* **PROBLEM DESCRIPTION**
Review the material line by line. Identify and copy every line that contains the string "globe".

Data excerpts:

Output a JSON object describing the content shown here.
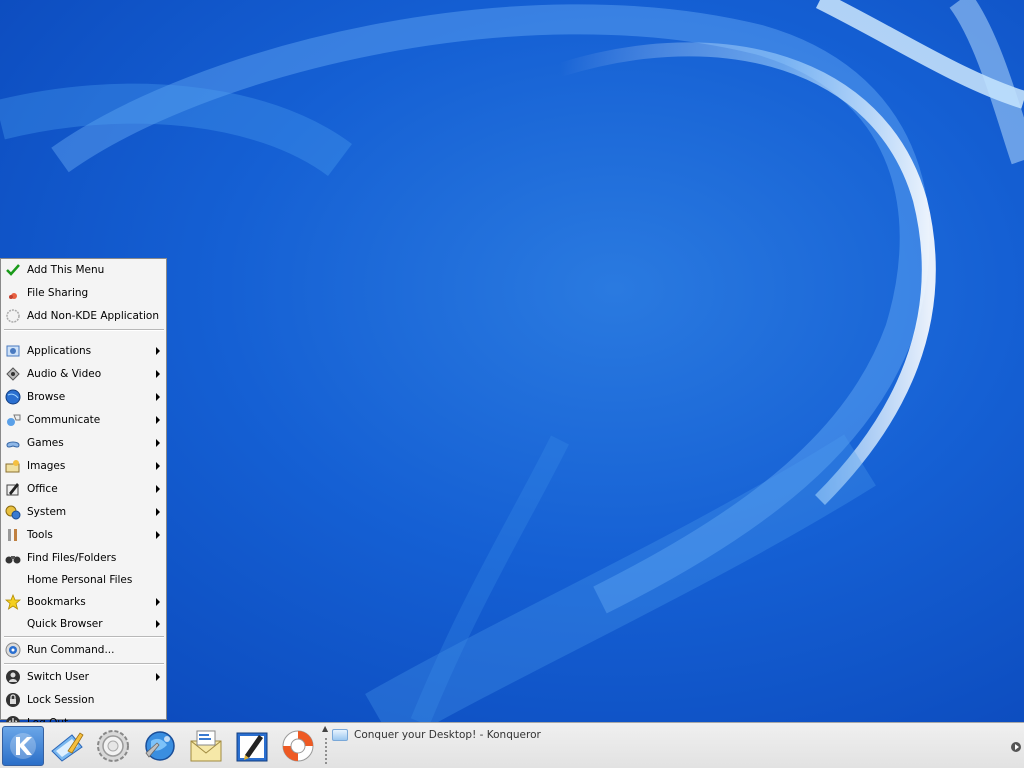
{
  "menu": {
    "top_items": [
      {
        "label": "Add This Menu",
        "icon": "checkmark-icon"
      },
      {
        "label": "File Sharing",
        "icon": "file-sharing-icon"
      },
      {
        "label": "Add Non-KDE Application",
        "icon": "gear-outline-icon"
      }
    ],
    "categories": [
      {
        "label": "Applications",
        "icon": "applications-icon",
        "submenu": true
      },
      {
        "label": "Audio & Video",
        "icon": "audio-video-icon",
        "submenu": true
      },
      {
        "label": "Browse",
        "icon": "globe-icon",
        "submenu": true
      },
      {
        "label": "Communicate",
        "icon": "communicate-icon",
        "submenu": true
      },
      {
        "label": "Games",
        "icon": "gamepad-icon",
        "submenu": true
      },
      {
        "label": "Images",
        "icon": "images-icon",
        "submenu": true
      },
      {
        "label": "Office",
        "icon": "office-icon",
        "submenu": true
      },
      {
        "label": "System",
        "icon": "system-icon",
        "submenu": true
      },
      {
        "label": "Tools",
        "icon": "tools-icon",
        "submenu": true
      },
      {
        "label": "Find Files/Folders",
        "icon": "binoculars-icon",
        "submenu": false
      },
      {
        "label": "Home Personal Files",
        "icon": "home-icon",
        "submenu": false
      },
      {
        "label": "Bookmarks",
        "icon": "star-icon",
        "submenu": true
      },
      {
        "label": "Quick Browser",
        "icon": "quick-browser-icon",
        "submenu": true
      }
    ],
    "run_command": {
      "label": "Run Command...",
      "icon": "run-command-icon"
    },
    "session_items": [
      {
        "label": "Switch User",
        "icon": "switch-user-icon",
        "submenu": true
      },
      {
        "label": "Lock Session",
        "icon": "lock-icon",
        "submenu": false
      },
      {
        "label": "Log Out...",
        "icon": "power-icon",
        "submenu": false
      }
    ]
  },
  "taskbar": {
    "quick_launch": [
      {
        "icon": "kde-k-icon"
      },
      {
        "icon": "kate-editor-icon"
      },
      {
        "icon": "control-center-gear-icon"
      },
      {
        "icon": "konqueror-globe-icon"
      },
      {
        "icon": "kmail-icon"
      },
      {
        "icon": "kword-pen-icon"
      },
      {
        "icon": "help-lifebuoy-icon"
      }
    ],
    "task_title": "Conquer your Desktop! - Konqueror"
  },
  "colors": {
    "desktop_blue": "#1560d4",
    "menu_bg": "#f4f4f4",
    "taskbar_bg": "#e6e6e6"
  }
}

* **FINAL RESULT**
        "icon": "globe-icon",
        "icon": "konqueror-globe-icon"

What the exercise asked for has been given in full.